*THE TASK*.
Scan the listing below and copy every line holding "JSON".

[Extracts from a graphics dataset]

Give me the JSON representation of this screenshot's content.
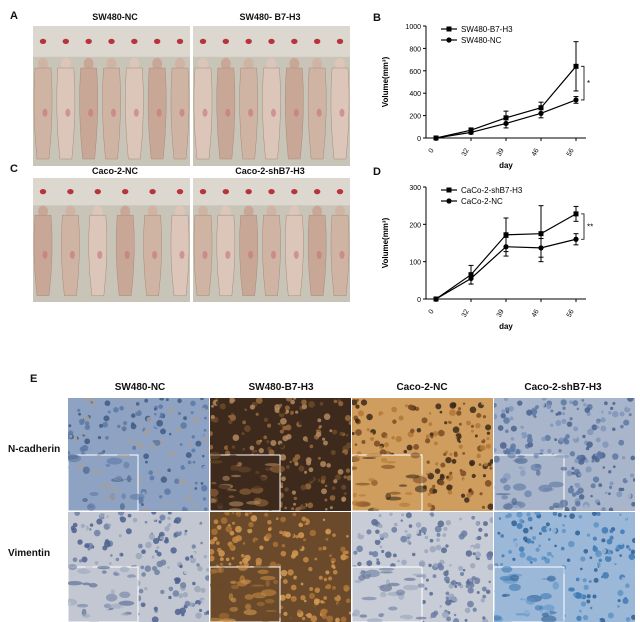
{
  "panels": {
    "A": {
      "letter": "A",
      "labels": [
        "SW480-NC",
        "SW480- B7-H3"
      ]
    },
    "B": {
      "letter": "B"
    },
    "C": {
      "letter": "C",
      "labels": [
        "Caco-2-NC",
        "Caco-2-shB7-H3"
      ]
    },
    "D": {
      "letter": "D"
    },
    "E": {
      "letter": "E",
      "columns": [
        "SW480-NC",
        "SW480-B7-H3",
        "Caco-2-NC",
        "Caco-2-shB7-H3"
      ],
      "rows": [
        "N-cadherin",
        "Vimentin"
      ]
    }
  },
  "chart_data": [
    {
      "type": "line",
      "panel": "B",
      "x": [
        0,
        32,
        39,
        46,
        56
      ],
      "xlabel": "day",
      "ylabel": "Volume(mm³)",
      "ylim": [
        0,
        1000
      ],
      "yticks": [
        0,
        200,
        400,
        600,
        800,
        1000
      ],
      "series": [
        {
          "name": "SW480-B7-H3",
          "marker": "square",
          "values": [
            0,
            70,
            180,
            270,
            640
          ],
          "err": [
            0,
            20,
            60,
            50,
            220
          ]
        },
        {
          "name": "SW480-NC",
          "marker": "circle",
          "values": [
            0,
            50,
            130,
            220,
            340
          ],
          "err": [
            0,
            15,
            40,
            40,
            30
          ]
        }
      ],
      "annotation": "*",
      "legend": "top-left"
    },
    {
      "type": "line",
      "panel": "D",
      "x": [
        0,
        32,
        39,
        46,
        56
      ],
      "xlabel": "day",
      "ylabel": "Volume(mm³)",
      "ylim": [
        0,
        300
      ],
      "yticks": [
        0,
        100,
        200,
        300
      ],
      "series": [
        {
          "name": "CaCo-2-shB7-H3",
          "marker": "square",
          "values": [
            0,
            65,
            172,
            175,
            228
          ],
          "err": [
            0,
            25,
            45,
            75,
            20
          ]
        },
        {
          "name": "CaCo-2-NC",
          "marker": "circle",
          "values": [
            0,
            55,
            140,
            137,
            160
          ],
          "err": [
            0,
            15,
            25,
            25,
            15
          ]
        }
      ],
      "annotation": "**",
      "legend": "top-left"
    }
  ],
  "colors": {
    "photo_bg": "#c9c4b8",
    "mouse_skin": "#d8c1b2",
    "ihc_blue": "#4f6c99",
    "ihc_brown": "#a9702f",
    "ihc_light": "#aab2c4"
  }
}
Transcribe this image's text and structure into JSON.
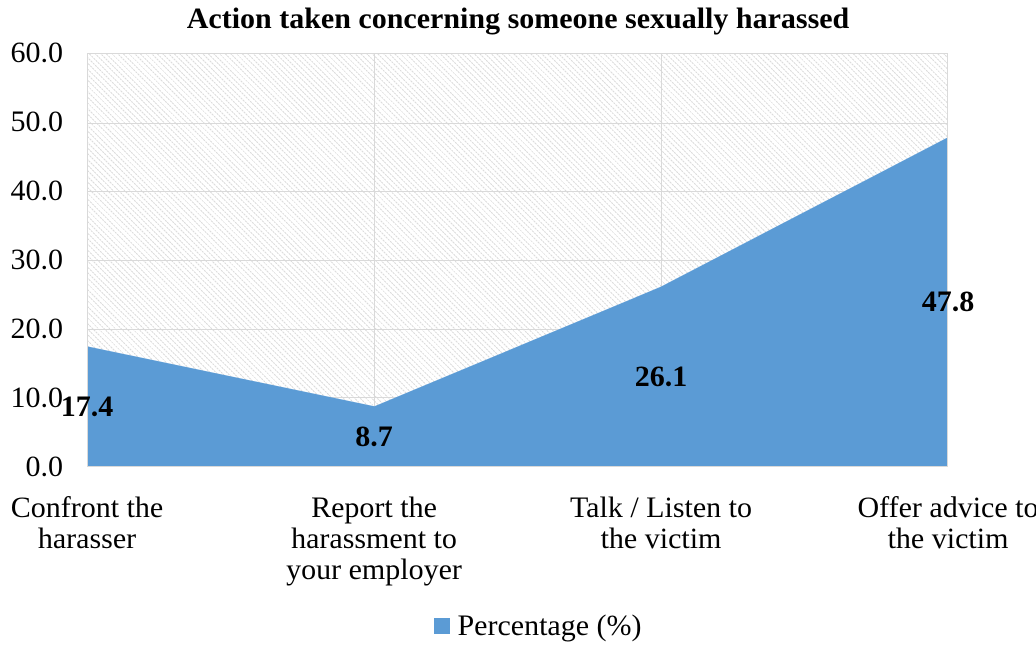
{
  "chart_data": {
    "type": "area",
    "title": "Action taken concerning someone sexually harassed",
    "categories": [
      "Confront the harasser",
      "Report the harassment to your employer",
      "Talk / Listen to the victim",
      "Offer advice to the victim"
    ],
    "series": [
      {
        "name": "Percentage (%)",
        "values": [
          17.4,
          8.7,
          26.1,
          47.8
        ]
      }
    ],
    "data_labels": [
      "17.4",
      "8.7",
      "26.1",
      "47.8"
    ],
    "ylim": [
      0,
      60
    ],
    "ytick_step": 10,
    "ytick_labels_top_down": [
      "60.0",
      "50.0",
      "40.0",
      "30.0",
      "20.0",
      "10.0",
      "0.0"
    ],
    "grid": true,
    "plot_background": "diagonal-hatch",
    "legend": {
      "position": "bottom",
      "label": "Percentage (%)"
    },
    "colors": {
      "series_fill": "#5B9BD5",
      "gridline": "#D9D9D9",
      "hatch": "#DCDCDC",
      "text": "#000000"
    }
  }
}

*ANSWER IN FULL*.
Give me the JSON representation of this screenshot's content.
Transcribe this image's text and structure into JSON.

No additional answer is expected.